- TO DO -
Return all lines in the material below that contain "title".
========================
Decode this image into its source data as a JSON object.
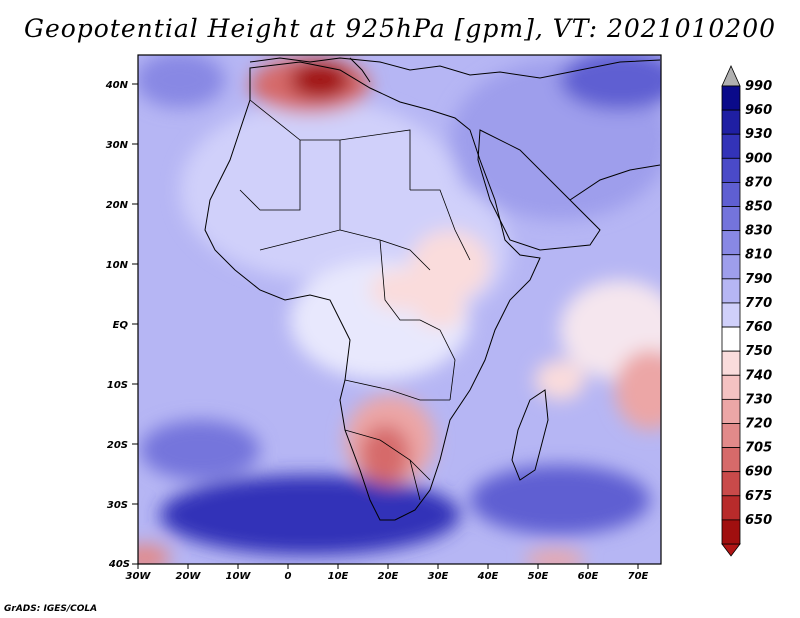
{
  "title": "Geopotential Height at 925hPa [gpm], VT: 2021010200",
  "credit": "GrADS: IGES/COLA",
  "map": {
    "region": "Africa and Middle East",
    "lat_labels": [
      "40N",
      "30N",
      "20N",
      "10N",
      "EQ",
      "10S",
      "20S",
      "30S",
      "40S"
    ],
    "lon_labels": [
      "30W",
      "20W",
      "10W",
      "0",
      "10E",
      "20E",
      "30E",
      "40E",
      "50E",
      "60E",
      "70E"
    ],
    "lat_range": [
      -40,
      44
    ],
    "lon_range": [
      -30,
      75
    ]
  },
  "colorbar": {
    "levels": [
      "990",
      "960",
      "930",
      "900",
      "870",
      "850",
      "830",
      "810",
      "790",
      "770",
      "760",
      "750",
      "740",
      "730",
      "720",
      "705",
      "690",
      "675",
      "650"
    ],
    "colors": [
      "#0a0a8a",
      "#1f1fa3",
      "#3333b8",
      "#4a4ac8",
      "#5f5fd2",
      "#7474dc",
      "#8888e4",
      "#9e9eec",
      "#b6b6f4",
      "#d0d0fa",
      "#ffffff",
      "#fadcdc",
      "#f5c2c2",
      "#eca6a6",
      "#e28a8a",
      "#d66a6a",
      "#c94a4a",
      "#b82b2b",
      "#a00f0f"
    ],
    "top_arrow_color": "#b0b0b0",
    "bottom_arrow_color": "#b01515"
  }
}
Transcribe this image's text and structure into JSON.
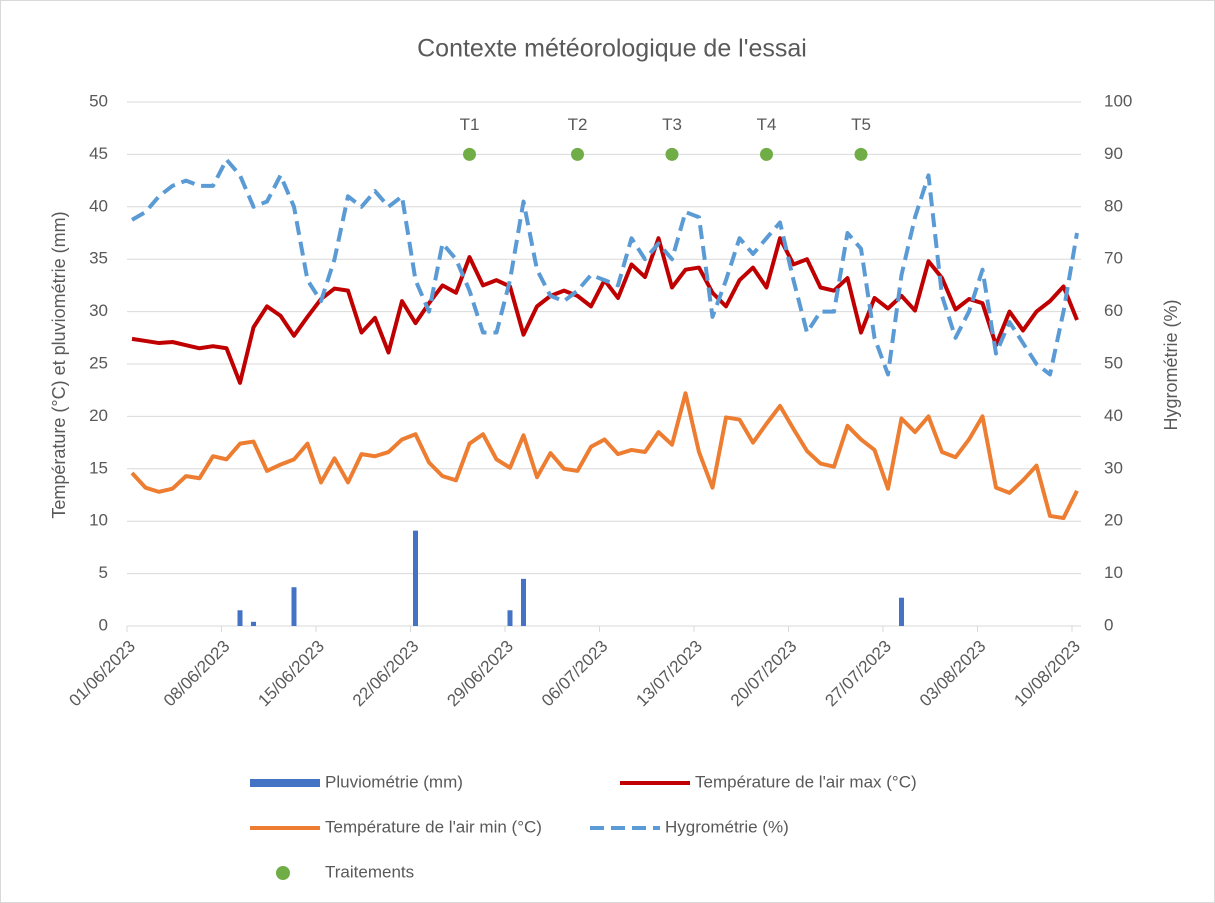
{
  "chart_data": {
    "type": "combo",
    "title": "Contexte météorologique de l'essai",
    "ylabel": "Température (°C) et pluviométrie (mm)",
    "y2label": "Hygrométrie (%)",
    "categories": [
      "01/06/2023",
      null,
      null,
      null,
      null,
      null,
      null,
      "08/06/2023",
      null,
      null,
      null,
      null,
      null,
      null,
      "15/06/2023",
      null,
      null,
      null,
      null,
      null,
      null,
      "22/06/2023",
      null,
      null,
      null,
      null,
      null,
      null,
      "29/06/2023",
      null,
      null,
      null,
      null,
      null,
      null,
      "06/07/2023",
      null,
      null,
      null,
      null,
      null,
      null,
      "13/07/2023",
      null,
      null,
      null,
      null,
      null,
      null,
      "20/07/2023",
      null,
      null,
      null,
      null,
      null,
      null,
      "27/07/2023",
      null,
      null,
      null,
      null,
      null,
      null,
      "03/08/2023",
      null,
      null,
      null,
      null,
      null,
      null,
      "10/08/2023"
    ],
    "ylim": [
      0,
      50
    ],
    "yticks": [
      0,
      5,
      10,
      15,
      20,
      25,
      30,
      35,
      40,
      45,
      50
    ],
    "y2lim": [
      0,
      100
    ],
    "y2ticks": [
      0,
      10,
      20,
      30,
      40,
      50,
      60,
      70,
      80,
      90,
      100
    ],
    "grid": true,
    "legend": "bottom",
    "series": [
      {
        "name": "Pluviométrie (mm)",
        "type": "bar",
        "color": "#4472c4",
        "values": [
          0,
          0,
          0,
          0,
          0,
          0,
          0,
          0,
          1.5,
          0.4,
          0,
          0,
          3.7,
          0,
          0,
          0,
          0,
          0,
          0,
          0,
          0,
          9.1,
          0,
          0,
          0,
          0,
          0,
          0,
          1.5,
          4.5,
          0,
          0,
          0,
          0,
          0,
          0,
          0,
          0,
          0,
          0,
          0,
          0,
          0,
          0,
          0,
          0,
          0,
          0,
          0,
          0,
          0,
          0,
          0,
          0,
          0,
          0,
          0,
          2.7,
          0,
          0,
          0,
          0,
          0,
          0,
          0,
          0,
          0,
          0,
          0,
          0,
          0
        ]
      },
      {
        "name": "Température de l'air max (°C)",
        "type": "line",
        "color": "#c00000",
        "values": [
          27.4,
          27.2,
          27.0,
          27.1,
          26.8,
          26.5,
          26.7,
          26.5,
          23.2,
          28.5,
          30.5,
          29.6,
          27.7,
          29.5,
          31.2,
          32.2,
          32.0,
          28.0,
          29.4,
          26.1,
          31.0,
          28.9,
          30.8,
          32.5,
          31.8,
          35.2,
          32.5,
          33.0,
          32.4,
          27.8,
          30.5,
          31.5,
          32.0,
          31.5,
          30.5,
          33.0,
          31.3,
          34.5,
          33.3,
          37.0,
          32.3,
          34.0,
          34.2,
          31.8,
          30.5,
          33.0,
          34.2,
          32.3,
          37.0,
          34.5,
          35.0,
          32.3,
          32.0,
          33.2,
          28.0,
          31.3,
          30.3,
          31.5,
          30.1,
          34.8,
          33.2,
          30.2,
          31.2,
          30.8,
          26.8,
          30.0,
          28.2,
          30.0,
          31.0,
          32.4,
          29.2
        ]
      },
      {
        "name": "Température de l'air min (°C)",
        "type": "line",
        "color": "#ed7d31",
        "values": [
          14.6,
          13.2,
          12.8,
          13.1,
          14.3,
          14.1,
          16.2,
          15.9,
          17.4,
          17.6,
          14.8,
          15.4,
          15.9,
          17.4,
          13.7,
          16.0,
          13.7,
          16.4,
          16.2,
          16.6,
          17.8,
          18.3,
          15.6,
          14.3,
          13.9,
          17.4,
          18.3,
          15.9,
          15.1,
          18.2,
          14.2,
          16.5,
          15.0,
          14.8,
          17.1,
          17.8,
          16.4,
          16.8,
          16.6,
          18.5,
          17.3,
          22.2,
          16.6,
          13.2,
          19.9,
          19.7,
          17.5,
          19.3,
          21.0,
          18.8,
          16.7,
          15.5,
          15.2,
          19.1,
          17.8,
          16.8,
          13.1,
          19.8,
          18.5,
          20.0,
          16.6,
          16.1,
          17.8,
          20.0,
          13.2,
          12.7,
          13.9,
          15.3,
          10.5,
          10.3,
          12.9
        ]
      },
      {
        "name": "Hygrométrie (%)",
        "type": "line",
        "axis": "y2",
        "dashed": true,
        "color": "#5b9bd5",
        "values": [
          77.5,
          79,
          82,
          84,
          85,
          84,
          84,
          89,
          86,
          80,
          81,
          86,
          80,
          66,
          62,
          70,
          82,
          80,
          83,
          80,
          82,
          66,
          60,
          73,
          70,
          64,
          56,
          56,
          66,
          81,
          68,
          63,
          62,
          64,
          67,
          66,
          65,
          74,
          70,
          73,
          70,
          79,
          78,
          59,
          66,
          74,
          71,
          74,
          77,
          66,
          56,
          60,
          60,
          75,
          72,
          55,
          48,
          67,
          78,
          86,
          63,
          55,
          60,
          68,
          52,
          58,
          54,
          50,
          48,
          60,
          75
        ]
      },
      {
        "name": "Traitements",
        "type": "scatter",
        "color": "#70ad47",
        "x": [
          "26/06/2023",
          "04/07/2023",
          "11/07/2023",
          "18/07/2023",
          "25/07/2023"
        ],
        "values": [
          45,
          45,
          45,
          45,
          45
        ],
        "point_labels": [
          "T1",
          "T2",
          "T3",
          "T4",
          "T5"
        ]
      }
    ]
  }
}
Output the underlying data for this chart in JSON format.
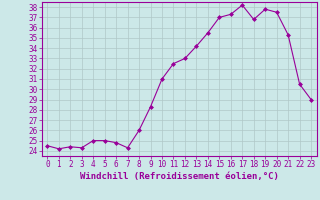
{
  "x": [
    0,
    1,
    2,
    3,
    4,
    5,
    6,
    7,
    8,
    9,
    10,
    11,
    12,
    13,
    14,
    15,
    16,
    17,
    18,
    19,
    20,
    21,
    22,
    23
  ],
  "y": [
    24.5,
    24.2,
    24.4,
    24.3,
    25.0,
    25.0,
    24.8,
    24.3,
    26.0,
    28.3,
    31.0,
    32.5,
    33.0,
    34.2,
    35.5,
    37.0,
    37.3,
    38.2,
    36.8,
    37.8,
    37.5,
    35.3,
    30.5,
    29.0
  ],
  "line_color": "#990099",
  "marker": "D",
  "marker_size": 2.0,
  "bg_color": "#cce8e8",
  "grid_color": "#b0c8c8",
  "xlabel": "Windchill (Refroidissement éolien,°C)",
  "xlabel_fontsize": 6.5,
  "tick_fontsize": 5.5,
  "ylim": [
    23.5,
    38.5
  ],
  "xlim": [
    -0.5,
    23.5
  ],
  "yticks": [
    24,
    25,
    26,
    27,
    28,
    29,
    30,
    31,
    32,
    33,
    34,
    35,
    36,
    37,
    38
  ],
  "xticks": [
    0,
    1,
    2,
    3,
    4,
    5,
    6,
    7,
    8,
    9,
    10,
    11,
    12,
    13,
    14,
    15,
    16,
    17,
    18,
    19,
    20,
    21,
    22,
    23
  ]
}
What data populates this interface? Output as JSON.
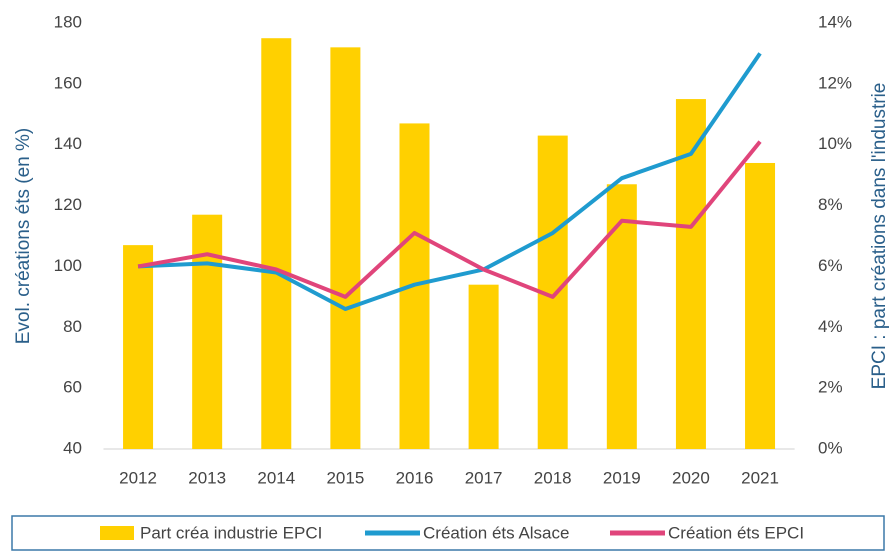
{
  "chart_data": {
    "type": "bar",
    "categories": [
      "2012",
      "2013",
      "2014",
      "2015",
      "2016",
      "2017",
      "2018",
      "2019",
      "2020",
      "2021"
    ],
    "y_label": "Evol. créations éts (en %)",
    "y2_label": "EPCI : part créations dans l'industrie",
    "ylim": [
      40,
      180
    ],
    "yticks": [
      40,
      60,
      80,
      100,
      120,
      140,
      160,
      180
    ],
    "y2lim": [
      0,
      14
    ],
    "y2ticks": [
      {
        "value": 0,
        "label": "0%"
      },
      {
        "value": 2,
        "label": "2%"
      },
      {
        "value": 4,
        "label": "4%"
      },
      {
        "value": 6,
        "label": "6%"
      },
      {
        "value": 8,
        "label": "8%"
      },
      {
        "value": 10,
        "label": "10%"
      },
      {
        "value": 12,
        "label": "12%"
      },
      {
        "value": 14,
        "label": "14%"
      }
    ],
    "series": [
      {
        "name": "Part créa industrie EPCI",
        "type": "bar",
        "axis": "y2",
        "color": "#ffd000",
        "values": [
          6.7,
          7.7,
          13.5,
          13.2,
          10.7,
          5.4,
          10.3,
          8.7,
          11.5,
          9.4
        ]
      },
      {
        "name": "Création éts Alsace",
        "type": "line",
        "color": "#1f9bcf",
        "values": [
          100,
          101,
          98,
          86,
          94,
          99,
          111,
          129,
          137,
          170
        ]
      },
      {
        "name": "Création éts EPCI",
        "type": "line",
        "color": "#e0457b",
        "values": [
          100,
          104,
          99,
          90,
          111,
          99,
          90,
          115,
          113,
          141
        ]
      }
    ]
  }
}
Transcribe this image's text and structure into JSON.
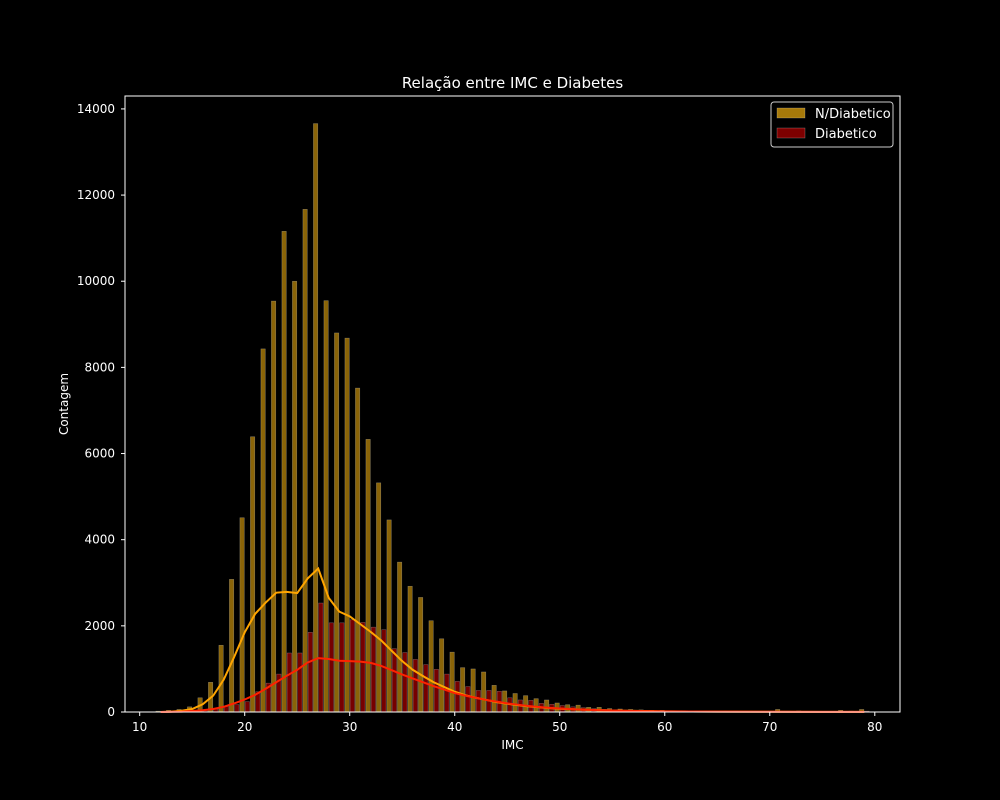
========================
- RESULT OF THE EXERCISE -
  "title": "Geopotential Height at 925hPa [gpm], VT: 2021010200",
    "title": "Contexte météorologique de l'essai",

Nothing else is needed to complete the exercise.